Written request: In your copy, repeat the records exactly and leave out the pictures.
— BEGIN —
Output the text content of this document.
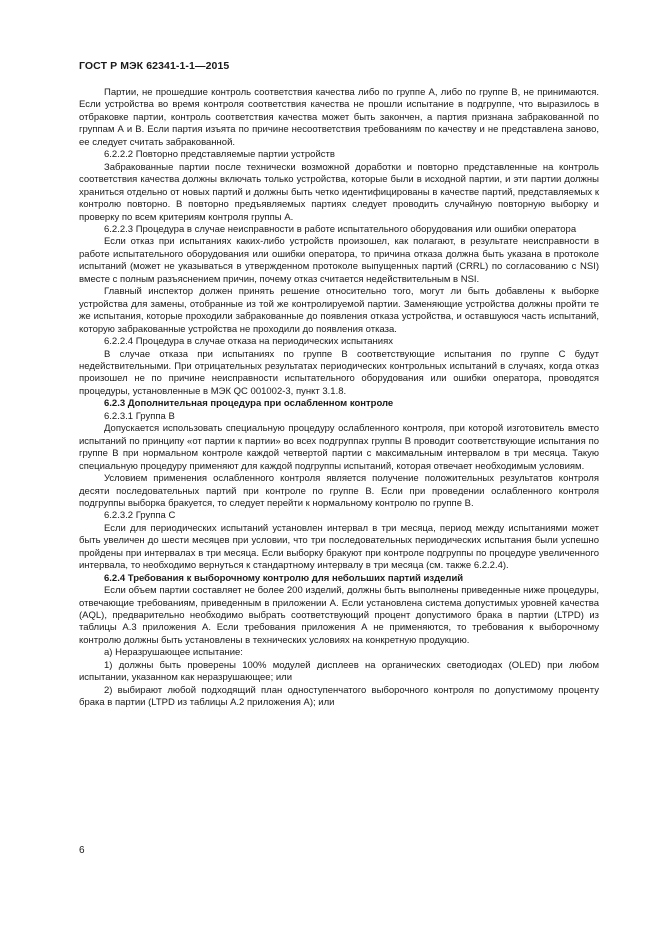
ГОСТ Р МЭК 62341-1-1—2015

Партии, не прошедшие контроль соответствия качества либо по группе А, либо по группе В, не принимаются. Если устройства во время контроля соответствия качества не прошли испытание в подгруппе, что выразилось в отбраковке партии, контроль соответствия качества может быть закончен, а партия признана забракованной по группам А и В. Если партия изъята по причине несоответствия требованиям по качеству и не представлена заново, ее следует считать забракованной.

6.2.2.2 Повторно представляемые партии устройств

Забракованные партии после технически возможной доработки и повторно представленные на контроль соответствия качества должны включать только устройства, которые были в исходной партии, и эти партии должны храниться отдельно от новых партий и должны быть четко идентифицированы в качестве партий, представляемых к контролю повторно. В повторно предъявляемых партиях следует проводить случайную повторную выборку и проверку по всем критериям контроля группы А.

6.2.2.3 Процедура в случае неисправности в работе испытательного оборудования или ошибки оператора

Если отказ при испытаниях каких-либо устройств произошел, как полагают, в результате неисправности в работе испытательного оборудования или ошибки оператора, то причина отказа должна быть указана в протоколе испытаний (может не указываться в утвержденном протоколе выпущенных партий (CRRL) по согласованию с NSI) вместе с полным разъяснением причин, почему отказ считается недействительным в NSI.

Главный инспектор должен принять решение относительно того, могут ли быть добавлены к выборке устройства для замены, отобранные из той же контролируемой партии. Заменяющие устройства должны пройти те же испытания, которые проходили забракованные до появления отказа устройства, и оставшуюся часть испытаний, которую забракованные устройства не проходили до появления отказа.

6.2.2.4 Процедура в случае отказа на периодических испытаниях

В случае отказа при испытаниях по группе В соответствующие испытания по группе С будут недействительными. При отрицательных результатах периодических контрольных испытаний в случаях, когда отказ произошел не по причине неисправности испытательного оборудования или ошибки оператора, проводятся процедуры, установленные в МЭК QC 001002-3, пункт 3.1.8.

6.2.3 Дополнительная процедура при ослабленном контроле

6.2.3.1 Группа В

Допускается использовать специальную процедуру ослабленного контроля, при которой изготовитель вместо испытаний по принципу «от партии к партии» во всех подгруппах группы В проводит соответствующие испытания по группе В при нормальном контроле каждой четвертой партии с максимальным интервалом в три месяца. Такую специальную процедуру применяют для каждой подгруппы испытаний, которая отвечает необходимым условиям.

Условием применения ослабленного контроля является получение положительных результатов контроля десяти последовательных партий при контроле по группе В. Если при проведении ослабленного контроля подгруппы выборка бракуется, то следует перейти к нормальному контролю по группе В.

6.2.3.2 Группа С

Если для периодических испытаний установлен интервал в три месяца, период между испытаниями может быть увеличен до шести месяцев при условии, что три последовательных периодических испытания были успешно пройдены при интервалах в три месяца. Если выборку бракуют при контроле подгруппы по процедуре увеличенного интервала, то необходимо вернуться к стандартному интервалу в три месяца (см. также 6.2.2.4).

6.2.4 Требования к выборочному контролю для небольших партий изделий

Если объем партии составляет не более 200 изделий, должны быть выполнены приведенные ниже процедуры, отвечающие требованиям, приведенным в приложении А. Если установлена система допустимых уровней качества (AQL), предварительно необходимо выбрать соответствующий процент допустимого брака в партии (LTPD) из таблицы А.3 приложения А. Если требования приложения А не применяются, то требования к выборочному контролю должны быть установлены в технических условиях на конкретную продукцию.

а) Неразрушающее испытание:

1) должны быть проверены 100% модулей дисплеев на органических светодиодах (OLED) при любом испытании, указанном как неразрушающее; или

2) выбирают любой подходящий план одноступенчатого выборочного контроля по допустимому проценту брака в партии (LTPD из таблицы А.2 приложения А); или

6
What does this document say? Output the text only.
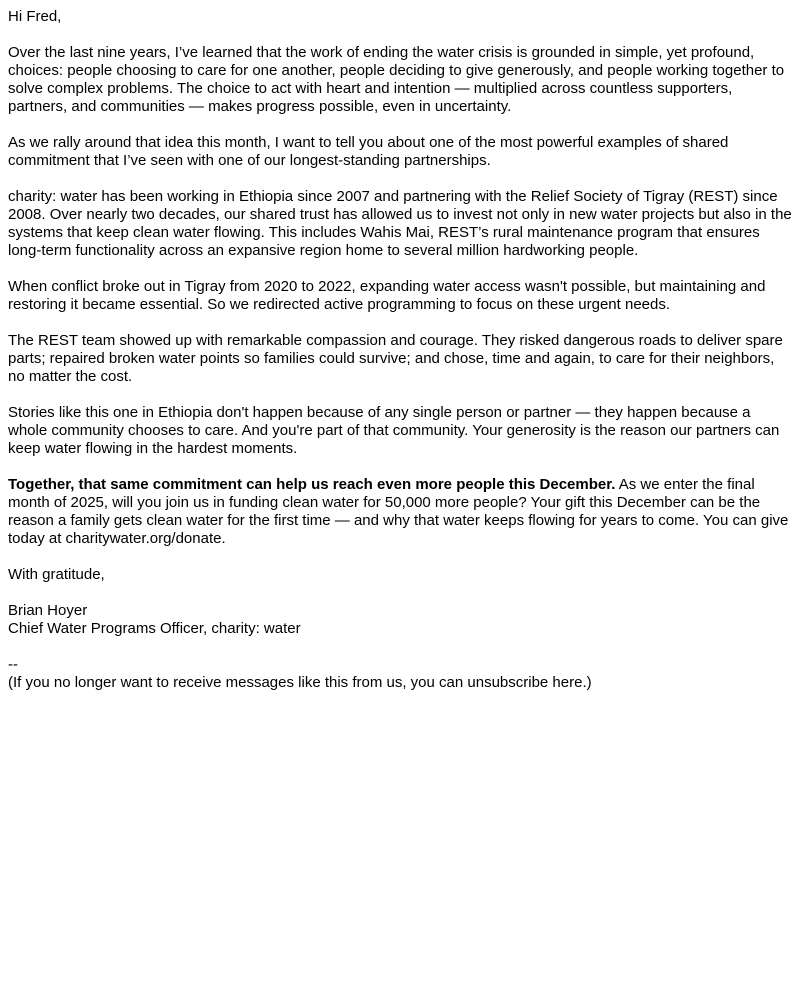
Hi Fred,

Over the last nine years, I’ve learned that the work of ending the water crisis is grounded in simple, yet profound, choices: people choosing to care for one another, people deciding to give generously, and people working together to solve complex problems. The choice to act with heart and intention — multiplied across countless supporters, partners, and communities — makes progress possible, even in uncertainty.

As we rally around that idea this month, I want to tell you about one of the most powerful examples of shared commitment that I’ve seen with one of our longest-standing partnerships.

charity: water has been working in Ethiopia since 2007 and partnering with the Relief Society of Tigray (REST) since 2008. Over nearly two decades, our shared trust has allowed us to invest not only in new water projects but also in the systems that keep clean water flowing. This includes Wahis Mai, REST’s rural maintenance program that ensures long-term functionality across an expansive region home to several million hardworking people.

When conflict broke out in Tigray from 2020 to 2022, expanding water access wasn't possible, but maintaining and restoring it became essential. So we redirected active programming to focus on these urgent needs.

The REST team showed up with remarkable compassion and courage. They risked dangerous roads to deliver spare parts; repaired broken water points so families could survive; and chose, time and again, to care for their neighbors, no matter the cost.

Stories like this one in Ethiopia don't happen because of any single person or partner — they happen because a whole community chooses to care. And you're part of that community. Your generosity is the reason our partners can keep water flowing in the hardest moments.

Together, that same commitment can help us reach even more people this December. As we enter the final month of 2025, will you join us in funding clean water for 50,000 more people? Your gift this December can be the reason a family gets clean water for the first time — and why that water keeps flowing for years to come. You can give today at charitywater.org/donate.

With gratitude,

Brian Hoyer
Chief Water Programs Officer, charity: water

--
(If you no longer want to receive messages like this from us, you can unsubscribe here.)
— END —
Response:
Output the text content of this document.
ГОСТ Р МЭК 62341-1-1—2015

Партии, не прошедшие контроль соответствия качества либо по группе А, либо по группе В, не принимаются. Если устройства во время контроля соответствия качества не прошли испытание в подгруппе, что выразилось в отбраковке партии, контроль соответствия качества может быть закончен, а партия признана забракованной по группам А и В. Если партия изъята по причине несоответствия требованиям по качеству и не представлена заново, ее следует считать забракованной.

6.2.2.2 Повторно представляемые партии устройств

Забракованные партии после технически возможной доработки и повторно представленные на контроль соответствия качества должны включать только устройства, которые были в исходной партии, и эти партии должны храниться отдельно от новых партий и должны быть четко идентифицированы в качестве партий, представляемых к контролю повторно. В повторно предъявляемых партиях следует проводить случайную повторную выборку и проверку по всем критериям контроля группы А.

6.2.2.3 Процедура в случае неисправности в работе испытательного оборудования или ошибки оператора

Если отказ при испытаниях каких-либо устройств произошел, как полагают, в результате неисправности в работе испытательного оборудования или ошибки оператора, то причина отказа должна быть указана в протоколе испытаний (может не указываться в утвержденном протоколе выпущенных партий (CRRL) по согласованию с NSI) вместе с полным разъяснением причин, почему отказ считается недействительным в NSI.

Главный инспектор должен принять решение относительно того, могут ли быть добавлены к выборке устройства для замены, отобранные из той же контролируемой партии. Заменяющие устройства должны пройти те же испытания, которые проходили забракованные до появления отказа устройства, и оставшуюся часть испытаний, которую забракованные устройства не проходили до появления отказа.

6.2.2.4 Процедура в случае отказа на периодических испытаниях

В случае отказа при испытаниях по группе В соответствующие испытания по группе С будут недействительными. При отрицательных результатах периодических контрольных испытаний в случаях, когда отказ произошел не по причине неисправности испытательного оборудования или ошибки оператора, проводятся процедуры, установленные в МЭК QC 001002-3, пункт 3.1.8.

6.2.3 Дополнительная процедура при ослабленном контроле

6.2.3.1 Группа В

Допускается использовать специальную процедуру ослабленного контроля, при которой изготовитель вместо испытаний по принципу «от партии к партии» во всех подгруппах группы В проводит соответствующие испытания по группе В при нормальном контроле каждой четвертой партии с максимальным интервалом в три месяца. Такую специальную процедуру применяют для каждой подгруппы испытаний, которая отвечает необходимым условиям.

Условием применения ослабленного контроля является получение положительных результатов контроля десяти последовательных партий при контроле по группе В. Если при проведении ослабленного контроля подгруппы выборка бракуется, то следует перейти к нормальному контролю по группе В.

6.2.3.2 Группа С

Если для периодических испытаний установлен интервал в три месяца, период между испытаниями может быть увеличен до шести месяцев при условии, что три последовательных периодических испытания были успешно пройдены при интервалах в три месяца. Если выборку бракуют при контроле подгруппы по процедуре увеличенного интервала, то необходимо вернуться к стандартному интервалу в три месяца (см. также 6.2.2.4).

6.2.4 Требования к выборочному контролю для небольших партий изделий

Если объем партии составляет не более 200 изделий, должны быть выполнены приведенные ниже процедуры, отвечающие требованиям, приведенным в приложении А. Если установлена система допустимых уровней качества (AQL), предварительно необходимо выбрать соответствующий процент допустимого брака в партии (LTPD) из таблицы А.3 приложения А. Если требования приложения А не применяются, то требования к выборочному контролю должны быть установлены в технических условиях на конкретную продукцию.

а) Неразрушающее испытание:

1) должны быть проверены 100% модулей дисплеев на органических светодиодах (OLED) при любом испытании, указанном как неразрушающее; или

2) выбирают любой подходящий план одноступенчатого выборочного контроля по допустимому проценту брака в партии (LTPD из таблицы А.2 приложения А); или

6
What does this document say? Output the text only.
Hi Fred,

Over the last nine years, I’ve learned that the work of ending the water crisis is grounded in simple, yet profound, choices: people choosing to care for one another, people deciding to give generously, and people working together to solve complex problems. The choice to act with heart and intention — multiplied across countless supporters, partners, and communities — makes progress possible, even in uncertainty.

As we rally around that idea this month, I want to tell you about one of the most powerful examples of shared commitment that I’ve seen with one of our longest-standing partnerships.

charity: water has been working in Ethiopia since 2007 and partnering with the Relief Society of Tigray (REST) since 2008. Over nearly two decades, our shared trust has allowed us to invest not only in new water projects but also in the systems that keep clean water flowing. This includes Wahis Mai, REST’s rural maintenance program that ensures long-term functionality across an expansive region home to several million hardworking people.

When conflict broke out in Tigray from 2020 to 2022, expanding water access wasn't possible, but maintaining and restoring it became essential. So we redirected active programming to focus on these urgent needs.

The REST team showed up with remarkable compassion and courage. They risked dangerous roads to deliver spare parts; repaired broken water points so families could survive; and chose, time and again, to care for their neighbors, no matter the cost.

Stories like this one in Ethiopia don't happen because of any single person or partner — they happen because a whole community chooses to care. And you're part of that community. Your generosity is the reason our partners can keep water flowing in the hardest moments.

Together, that same commitment can help us reach even more people this December. As we enter the final month of 2025, will you join us in funding clean water for 50,000 more people? Your gift this December can be the reason a family gets clean water for the first time — and why that water keeps flowing for years to come. You can give today at charitywater.org/donate.

With gratitude,

Brian Hoyer
Chief Water Programs Officer, charity: water

--
(If you no longer want to receive messages like this from us, you can unsubscribe here.)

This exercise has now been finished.